* [GIVEN REQUEST]:
Without the images, write out the whole listing exactly.

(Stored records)
=-=-=-=-=

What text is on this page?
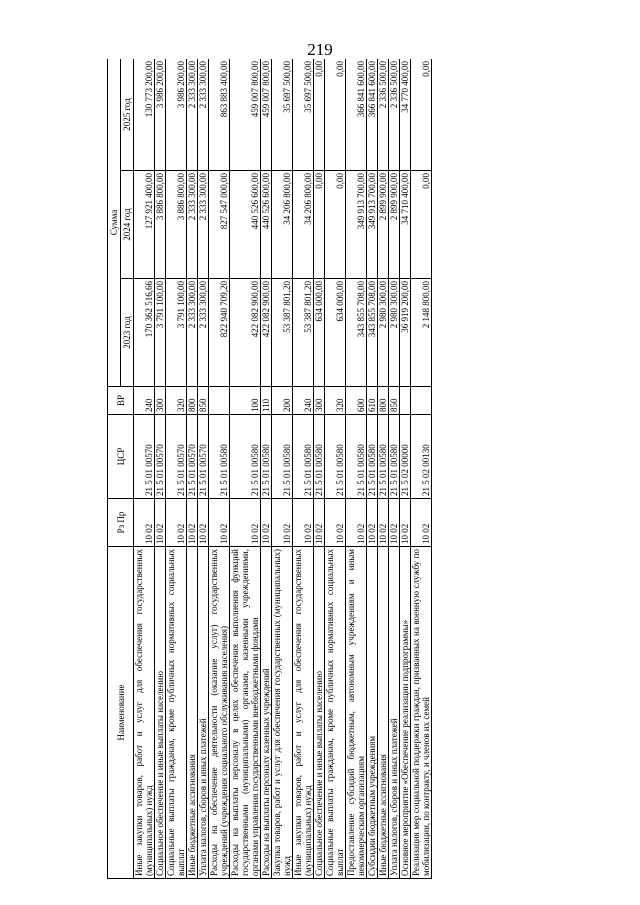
219
Наименование	Рз Пр	ЦСР	ВР	Сумма		
				2023 год	2024 год	2025 год
Иные закупки товаров, работ и услуг для обеспечения государственных (муниципальных) нужд	10 02	21 5 01 00570	240	170 362 516,66	127 921 400,00	130 773 200,00
Социальное обеспечение и иные выплаты населению	10 02	21 5 01 00570	300	3 791 100,00	3 886 800,00	3 986 200,00
Социальные выплаты гражданам, кроме публичных нормативных социальных выплат	10 02	21 5 01 00570	320	3 791 100,00	3 886 800,00	3 986 200,00
Иные бюджетные ассигнования	10 02	21 5 01 00570	800	2 333 300,00	2 333 300,00	2 333 300,00
Уплата налогов, сборов и иных платежей	10 02	21 5 01 00570	850	2 333 300,00	2 333 300,00	2 333 300,00
Расходы на обеспечение деятельности (оказание услуг) государственных учреждений (учреждения социального обслуживания населения)	10 02	21 5 01 00580		822 940 709,20	827 547 000,00	863 883 400,00
Расходы на выплаты персоналу в целях обеспечения выполнения функций государственными (муниципальными) органами, казенными учреждениями, органами управления государственными внебюджетными фондами	10 02	21 5 01 00580	100	422 082 900,00	440 526 600,00	459 007 800,00
Расходы на выплаты персоналу казенных учреждений	10 02	21 5 01 00580	110	422 082 900,00	440 526 600,00	459 007 800,00
Закупка товаров, работ и услуг для обеспечения государственных (муниципальных) нужд	10 02	21 5 01 00580	200	53 387 801,20	34 206 800,00	35 697 500,00
Иные закупки товаров, работ и услуг для обеспечения государственных (муниципальных) нужд	10 02	21 5 01 00580	240	53 387 801,20	34 206 800,00	35 697 500,00
Социальное обеспечение и иные выплаты населению	10 02	21 5 01 00580	300	634 000,00	0,00	0,00
Социальные выплаты гражданам, кроме публичных нормативных социальных выплат	10 02	21 5 01 00580	320	634 000,00	0,00	0,00
Предоставление субсидий бюджетным, автономным учреждениям и иным некоммерческим организациям	10 02	21 5 01 00580	600	343 855 708,00	349 913 700,00	366 841 600,00
Субсидии бюджетным учреждениям	10 02	21 5 01 00580	610	343 855 708,00	349 913 700,00	366 841 600,00
Иные бюджетные ассигнования	10 02	21 5 01 00580	800	2 980 300,00	2 899 900,00	2 336 500,00
Уплата налогов, сборов и иных платежей	10 02	21 5 01 00580	850	2 980 300,00	2 899 900,00	2 336 500,00
Основное мероприятие «Обеспечение реализации подпрограммы»	10 02	21 5 02 00000		36 919 200,00	34 710 400,00	34 770 400,00
Реализация мер социальной поддержки граждан, призванных на военную службу по мобилизации, по контракту, и членов их семей	10 02	21 5 02 00130		2 148 800,00	0,00	0,00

=-=-=-=-=

* [RESPONSE BELOW]:
What text is on this page?
219
Наименование	Рз Пр	ЦСР	ВР	Сумма		
				2023 год	2024 год	2025 год
Иные закупки товаров, работ и услуг для обеспечения государственных (муниципальных) нужд	10 02	21 5 01 00570	240	170 362 516,66	127 921 400,00	130 773 200,00
Социальное обеспечение и иные выплаты населению	10 02	21 5 01 00570	300	3 791 100,00	3 886 800,00	3 986 200,00
Социальные выплаты гражданам, кроме публичных нормативных социальных выплат	10 02	21 5 01 00570	320	3 791 100,00	3 886 800,00	3 986 200,00
Иные бюджетные ассигнования	10 02	21 5 01 00570	800	2 333 300,00	2 333 300,00	2 333 300,00
Уплата налогов, сборов и иных платежей	10 02	21 5 01 00570	850	2 333 300,00	2 333 300,00	2 333 300,00
Расходы на обеспечение деятельности (оказание услуг) государственных учреждений (учреждения социального обслуживания населения)	10 02	21 5 01 00580		822 940 709,20	827 547 000,00	863 883 400,00
Расходы на выплаты персоналу в целях обеспечения выполнения функций государственными (муниципальными) органами, казенными учреждениями, органами управления государственными внебюджетными фондами	10 02	21 5 01 00580	100	422 082 900,00	440 526 600,00	459 007 800,00
Расходы на выплаты персоналу казенных учреждений	10 02	21 5 01 00580	110	422 082 900,00	440 526 600,00	459 007 800,00
Закупка товаров, работ и услуг для обеспечения государственных (муниципальных) нужд	10 02	21 5 01 00580	200	53 387 801,20	34 206 800,00	35 697 500,00
Иные закупки товаров, работ и услуг для обеспечения государственных (муниципальных) нужд	10 02	21 5 01 00580	240	53 387 801,20	34 206 800,00	35 697 500,00
Социальное обеспечение и иные выплаты населению	10 02	21 5 01 00580	300	634 000,00	0,00	0,00
Социальные выплаты гражданам, кроме публичных нормативных социальных выплат	10 02	21 5 01 00580	320	634 000,00	0,00	0,00
Предоставление субсидий бюджетным, автономным учреждениям и иным некоммерческим организациям	10 02	21 5 01 00580	600	343 855 708,00	349 913 700,00	366 841 600,00
Субсидии бюджетным учреждениям	10 02	21 5 01 00580	610	343 855 708,00	349 913 700,00	366 841 600,00
Иные бюджетные ассигнования	10 02	21 5 01 00580	800	2 980 300,00	2 899 900,00	2 336 500,00
Уплата налогов, сборов и иных платежей	10 02	21 5 01 00580	850	2 980 300,00	2 899 900,00	2 336 500,00
Основное мероприятие «Обеспечение реализации подпрограммы»	10 02	21 5 02 00000		36 919 200,00	34 710 400,00	34 770 400,00
Реализация мер социальной поддержки граждан, призванных на военную службу по мобилизации, по контракту, и членов их семей	10 02	21 5 02 00130		2 148 800,00	0,00	0,00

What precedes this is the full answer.